PROBLEM STATEMENT =
Will you quote all of the entries, word for word?

(Some records)
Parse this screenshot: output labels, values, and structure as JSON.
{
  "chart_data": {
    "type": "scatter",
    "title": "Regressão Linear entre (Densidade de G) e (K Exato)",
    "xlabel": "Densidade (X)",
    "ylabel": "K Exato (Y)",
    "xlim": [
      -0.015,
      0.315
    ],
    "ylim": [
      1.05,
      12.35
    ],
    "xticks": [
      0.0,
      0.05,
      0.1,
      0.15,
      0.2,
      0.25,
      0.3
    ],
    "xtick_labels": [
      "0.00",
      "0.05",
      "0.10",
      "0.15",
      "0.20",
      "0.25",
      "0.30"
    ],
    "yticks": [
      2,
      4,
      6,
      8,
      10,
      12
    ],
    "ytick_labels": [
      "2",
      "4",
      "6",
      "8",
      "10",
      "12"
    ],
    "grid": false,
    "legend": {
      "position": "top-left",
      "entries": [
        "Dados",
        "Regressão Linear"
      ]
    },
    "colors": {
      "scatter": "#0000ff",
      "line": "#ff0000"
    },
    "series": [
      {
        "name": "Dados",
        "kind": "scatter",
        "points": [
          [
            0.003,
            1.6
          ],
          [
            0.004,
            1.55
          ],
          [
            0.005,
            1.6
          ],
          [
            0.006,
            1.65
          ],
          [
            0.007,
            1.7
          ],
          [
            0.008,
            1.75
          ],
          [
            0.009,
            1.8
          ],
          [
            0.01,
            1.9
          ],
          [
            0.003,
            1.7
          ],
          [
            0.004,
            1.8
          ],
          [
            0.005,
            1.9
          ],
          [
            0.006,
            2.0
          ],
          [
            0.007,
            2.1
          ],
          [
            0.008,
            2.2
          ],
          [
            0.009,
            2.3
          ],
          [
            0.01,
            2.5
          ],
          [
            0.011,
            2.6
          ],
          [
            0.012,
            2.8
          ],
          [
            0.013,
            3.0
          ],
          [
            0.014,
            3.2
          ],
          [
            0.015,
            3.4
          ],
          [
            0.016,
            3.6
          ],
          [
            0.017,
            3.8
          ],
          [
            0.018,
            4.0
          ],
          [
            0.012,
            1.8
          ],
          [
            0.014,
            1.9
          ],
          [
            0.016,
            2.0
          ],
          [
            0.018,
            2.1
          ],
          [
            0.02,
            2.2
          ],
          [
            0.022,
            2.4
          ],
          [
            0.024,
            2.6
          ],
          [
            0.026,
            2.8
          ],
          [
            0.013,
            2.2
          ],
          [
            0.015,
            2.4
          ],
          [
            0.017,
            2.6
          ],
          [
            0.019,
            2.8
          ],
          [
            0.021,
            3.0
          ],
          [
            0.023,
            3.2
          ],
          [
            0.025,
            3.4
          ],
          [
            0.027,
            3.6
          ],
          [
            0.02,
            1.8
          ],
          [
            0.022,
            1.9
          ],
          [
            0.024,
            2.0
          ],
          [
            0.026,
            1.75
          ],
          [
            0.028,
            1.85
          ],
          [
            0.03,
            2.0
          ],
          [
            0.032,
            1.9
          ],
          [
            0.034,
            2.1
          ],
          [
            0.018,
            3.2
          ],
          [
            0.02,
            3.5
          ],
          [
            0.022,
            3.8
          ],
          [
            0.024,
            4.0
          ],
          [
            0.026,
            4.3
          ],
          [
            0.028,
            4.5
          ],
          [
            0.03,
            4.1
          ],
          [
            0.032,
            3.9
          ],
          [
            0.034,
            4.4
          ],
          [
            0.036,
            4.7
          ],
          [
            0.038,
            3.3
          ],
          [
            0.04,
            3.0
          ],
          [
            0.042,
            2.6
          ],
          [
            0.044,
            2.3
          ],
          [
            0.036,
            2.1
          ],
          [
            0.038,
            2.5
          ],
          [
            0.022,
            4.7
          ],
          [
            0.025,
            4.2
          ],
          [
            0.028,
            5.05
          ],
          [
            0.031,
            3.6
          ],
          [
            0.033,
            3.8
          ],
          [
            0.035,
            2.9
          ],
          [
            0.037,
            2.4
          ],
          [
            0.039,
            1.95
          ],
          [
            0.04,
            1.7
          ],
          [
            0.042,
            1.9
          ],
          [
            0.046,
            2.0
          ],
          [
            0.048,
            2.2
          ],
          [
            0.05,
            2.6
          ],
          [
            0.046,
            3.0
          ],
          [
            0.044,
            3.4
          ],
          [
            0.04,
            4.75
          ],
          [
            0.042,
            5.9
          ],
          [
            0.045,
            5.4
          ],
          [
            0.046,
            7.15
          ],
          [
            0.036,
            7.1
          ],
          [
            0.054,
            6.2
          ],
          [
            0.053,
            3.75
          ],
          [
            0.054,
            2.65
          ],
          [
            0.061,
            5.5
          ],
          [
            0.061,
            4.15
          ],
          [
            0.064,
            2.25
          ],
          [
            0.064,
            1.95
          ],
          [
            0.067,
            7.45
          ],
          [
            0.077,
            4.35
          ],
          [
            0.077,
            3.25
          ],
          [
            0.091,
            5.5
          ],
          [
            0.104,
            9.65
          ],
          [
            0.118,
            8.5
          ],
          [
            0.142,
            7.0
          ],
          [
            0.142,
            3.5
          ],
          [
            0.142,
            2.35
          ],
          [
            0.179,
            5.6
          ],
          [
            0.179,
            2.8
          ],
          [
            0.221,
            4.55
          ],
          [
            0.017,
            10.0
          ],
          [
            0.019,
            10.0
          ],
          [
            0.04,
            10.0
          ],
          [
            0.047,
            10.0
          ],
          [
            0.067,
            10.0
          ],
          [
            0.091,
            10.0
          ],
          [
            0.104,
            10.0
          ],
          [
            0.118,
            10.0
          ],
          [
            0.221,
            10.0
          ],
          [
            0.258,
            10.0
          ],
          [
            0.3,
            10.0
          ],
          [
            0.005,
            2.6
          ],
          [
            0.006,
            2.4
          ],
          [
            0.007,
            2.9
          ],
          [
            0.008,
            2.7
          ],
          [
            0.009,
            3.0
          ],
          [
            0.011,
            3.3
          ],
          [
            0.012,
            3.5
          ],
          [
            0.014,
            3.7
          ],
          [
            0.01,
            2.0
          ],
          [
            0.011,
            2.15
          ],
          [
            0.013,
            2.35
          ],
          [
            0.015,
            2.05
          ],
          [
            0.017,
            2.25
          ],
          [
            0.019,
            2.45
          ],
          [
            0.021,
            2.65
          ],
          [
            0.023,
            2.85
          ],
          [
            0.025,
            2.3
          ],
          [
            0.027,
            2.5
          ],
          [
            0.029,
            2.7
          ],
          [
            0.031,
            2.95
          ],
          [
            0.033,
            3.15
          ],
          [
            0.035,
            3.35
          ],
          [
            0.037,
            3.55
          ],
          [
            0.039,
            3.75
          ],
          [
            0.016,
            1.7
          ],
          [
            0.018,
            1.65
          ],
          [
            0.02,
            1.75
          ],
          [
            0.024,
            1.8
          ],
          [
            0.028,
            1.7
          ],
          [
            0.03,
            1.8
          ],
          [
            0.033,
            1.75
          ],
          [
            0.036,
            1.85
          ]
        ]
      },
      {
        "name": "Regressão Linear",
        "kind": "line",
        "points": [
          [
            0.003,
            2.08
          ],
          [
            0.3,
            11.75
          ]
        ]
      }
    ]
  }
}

RESULT FOR THIS EXERCISE =
Parse this screenshot: output labels, values, and structure as JSON.
{
  "chart_data": {
    "type": "scatter",
    "title": "Regressão Linear entre (Densidade de G) e (K Exato)",
    "xlabel": "Densidade (X)",
    "ylabel": "K Exato (Y)",
    "xlim": [
      -0.015,
      0.315
    ],
    "ylim": [
      1.05,
      12.35
    ],
    "xticks": [
      0.0,
      0.05,
      0.1,
      0.15,
      0.2,
      0.25,
      0.3
    ],
    "xtick_labels": [
      "0.00",
      "0.05",
      "0.10",
      "0.15",
      "0.20",
      "0.25",
      "0.30"
    ],
    "yticks": [
      2,
      4,
      6,
      8,
      10,
      12
    ],
    "ytick_labels": [
      "2",
      "4",
      "6",
      "8",
      "10",
      "12"
    ],
    "grid": false,
    "legend": {
      "position": "top-left",
      "entries": [
        "Dados",
        "Regressão Linear"
      ]
    },
    "colors": {
      "scatter": "#0000ff",
      "line": "#ff0000"
    },
    "series": [
      {
        "name": "Dados",
        "kind": "scatter",
        "points": [
          [
            0.003,
            1.6
          ],
          [
            0.004,
            1.55
          ],
          [
            0.005,
            1.6
          ],
          [
            0.006,
            1.65
          ],
          [
            0.007,
            1.7
          ],
          [
            0.008,
            1.75
          ],
          [
            0.009,
            1.8
          ],
          [
            0.01,
            1.9
          ],
          [
            0.003,
            1.7
          ],
          [
            0.004,
            1.8
          ],
          [
            0.005,
            1.9
          ],
          [
            0.006,
            2.0
          ],
          [
            0.007,
            2.1
          ],
          [
            0.008,
            2.2
          ],
          [
            0.009,
            2.3
          ],
          [
            0.01,
            2.5
          ],
          [
            0.011,
            2.6
          ],
          [
            0.012,
            2.8
          ],
          [
            0.013,
            3.0
          ],
          [
            0.014,
            3.2
          ],
          [
            0.015,
            3.4
          ],
          [
            0.016,
            3.6
          ],
          [
            0.017,
            3.8
          ],
          [
            0.018,
            4.0
          ],
          [
            0.012,
            1.8
          ],
          [
            0.014,
            1.9
          ],
          [
            0.016,
            2.0
          ],
          [
            0.018,
            2.1
          ],
          [
            0.02,
            2.2
          ],
          [
            0.022,
            2.4
          ],
          [
            0.024,
            2.6
          ],
          [
            0.026,
            2.8
          ],
          [
            0.013,
            2.2
          ],
          [
            0.015,
            2.4
          ],
          [
            0.017,
            2.6
          ],
          [
            0.019,
            2.8
          ],
          [
            0.021,
            3.0
          ],
          [
            0.023,
            3.2
          ],
          [
            0.025,
            3.4
          ],
          [
            0.027,
            3.6
          ],
          [
            0.02,
            1.8
          ],
          [
            0.022,
            1.9
          ],
          [
            0.024,
            2.0
          ],
          [
            0.026,
            1.75
          ],
          [
            0.028,
            1.85
          ],
          [
            0.03,
            2.0
          ],
          [
            0.032,
            1.9
          ],
          [
            0.034,
            2.1
          ],
          [
            0.018,
            3.2
          ],
          [
            0.02,
            3.5
          ],
          [
            0.022,
            3.8
          ],
          [
            0.024,
            4.0
          ],
          [
            0.026,
            4.3
          ],
          [
            0.028,
            4.5
          ],
          [
            0.03,
            4.1
          ],
          [
            0.032,
            3.9
          ],
          [
            0.034,
            4.4
          ],
          [
            0.036,
            4.7
          ],
          [
            0.038,
            3.3
          ],
          [
            0.04,
            3.0
          ],
          [
            0.042,
            2.6
          ],
          [
            0.044,
            2.3
          ],
          [
            0.036,
            2.1
          ],
          [
            0.038,
            2.5
          ],
          [
            0.022,
            4.7
          ],
          [
            0.025,
            4.2
          ],
          [
            0.028,
            5.05
          ],
          [
            0.031,
            3.6
          ],
          [
            0.033,
            3.8
          ],
          [
            0.035,
            2.9
          ],
          [
            0.037,
            2.4
          ],
          [
            0.039,
            1.95
          ],
          [
            0.04,
            1.7
          ],
          [
            0.042,
            1.9
          ],
          [
            0.046,
            2.0
          ],
          [
            0.048,
            2.2
          ],
          [
            0.05,
            2.6
          ],
          [
            0.046,
            3.0
          ],
          [
            0.044,
            3.4
          ],
          [
            0.04,
            4.75
          ],
          [
            0.042,
            5.9
          ],
          [
            0.045,
            5.4
          ],
          [
            0.046,
            7.15
          ],
          [
            0.036,
            7.1
          ],
          [
            0.054,
            6.2
          ],
          [
            0.053,
            3.75
          ],
          [
            0.054,
            2.65
          ],
          [
            0.061,
            5.5
          ],
          [
            0.061,
            4.15
          ],
          [
            0.064,
            2.25
          ],
          [
            0.064,
            1.95
          ],
          [
            0.067,
            7.45
          ],
          [
            0.077,
            4.35
          ],
          [
            0.077,
            3.25
          ],
          [
            0.091,
            5.5
          ],
          [
            0.104,
            9.65
          ],
          [
            0.118,
            8.5
          ],
          [
            0.142,
            7.0
          ],
          [
            0.142,
            3.5
          ],
          [
            0.142,
            2.35
          ],
          [
            0.179,
            5.6
          ],
          [
            0.179,
            2.8
          ],
          [
            0.221,
            4.55
          ],
          [
            0.017,
            10.0
          ],
          [
            0.019,
            10.0
          ],
          [
            0.04,
            10.0
          ],
          [
            0.047,
            10.0
          ],
          [
            0.067,
            10.0
          ],
          [
            0.091,
            10.0
          ],
          [
            0.104,
            10.0
          ],
          [
            0.118,
            10.0
          ],
          [
            0.221,
            10.0
          ],
          [
            0.258,
            10.0
          ],
          [
            0.3,
            10.0
          ],
          [
            0.005,
            2.6
          ],
          [
            0.006,
            2.4
          ],
          [
            0.007,
            2.9
          ],
          [
            0.008,
            2.7
          ],
          [
            0.009,
            3.0
          ],
          [
            0.011,
            3.3
          ],
          [
            0.012,
            3.5
          ],
          [
            0.014,
            3.7
          ],
          [
            0.01,
            2.0
          ],
          [
            0.011,
            2.15
          ],
          [
            0.013,
            2.35
          ],
          [
            0.015,
            2.05
          ],
          [
            0.017,
            2.25
          ],
          [
            0.019,
            2.45
          ],
          [
            0.021,
            2.65
          ],
          [
            0.023,
            2.85
          ],
          [
            0.025,
            2.3
          ],
          [
            0.027,
            2.5
          ],
          [
            0.029,
            2.7
          ],
          [
            0.031,
            2.95
          ],
          [
            0.033,
            3.15
          ],
          [
            0.035,
            3.35
          ],
          [
            0.037,
            3.55
          ],
          [
            0.039,
            3.75
          ],
          [
            0.016,
            1.7
          ],
          [
            0.018,
            1.65
          ],
          [
            0.02,
            1.75
          ],
          [
            0.024,
            1.8
          ],
          [
            0.028,
            1.7
          ],
          [
            0.03,
            1.8
          ],
          [
            0.033,
            1.75
          ],
          [
            0.036,
            1.85
          ]
        ]
      },
      {
        "name": "Regressão Linear",
        "kind": "line",
        "points": [
          [
            0.003,
            2.08
          ],
          [
            0.3,
            11.75
          ]
        ]
      }
    ]
  }
}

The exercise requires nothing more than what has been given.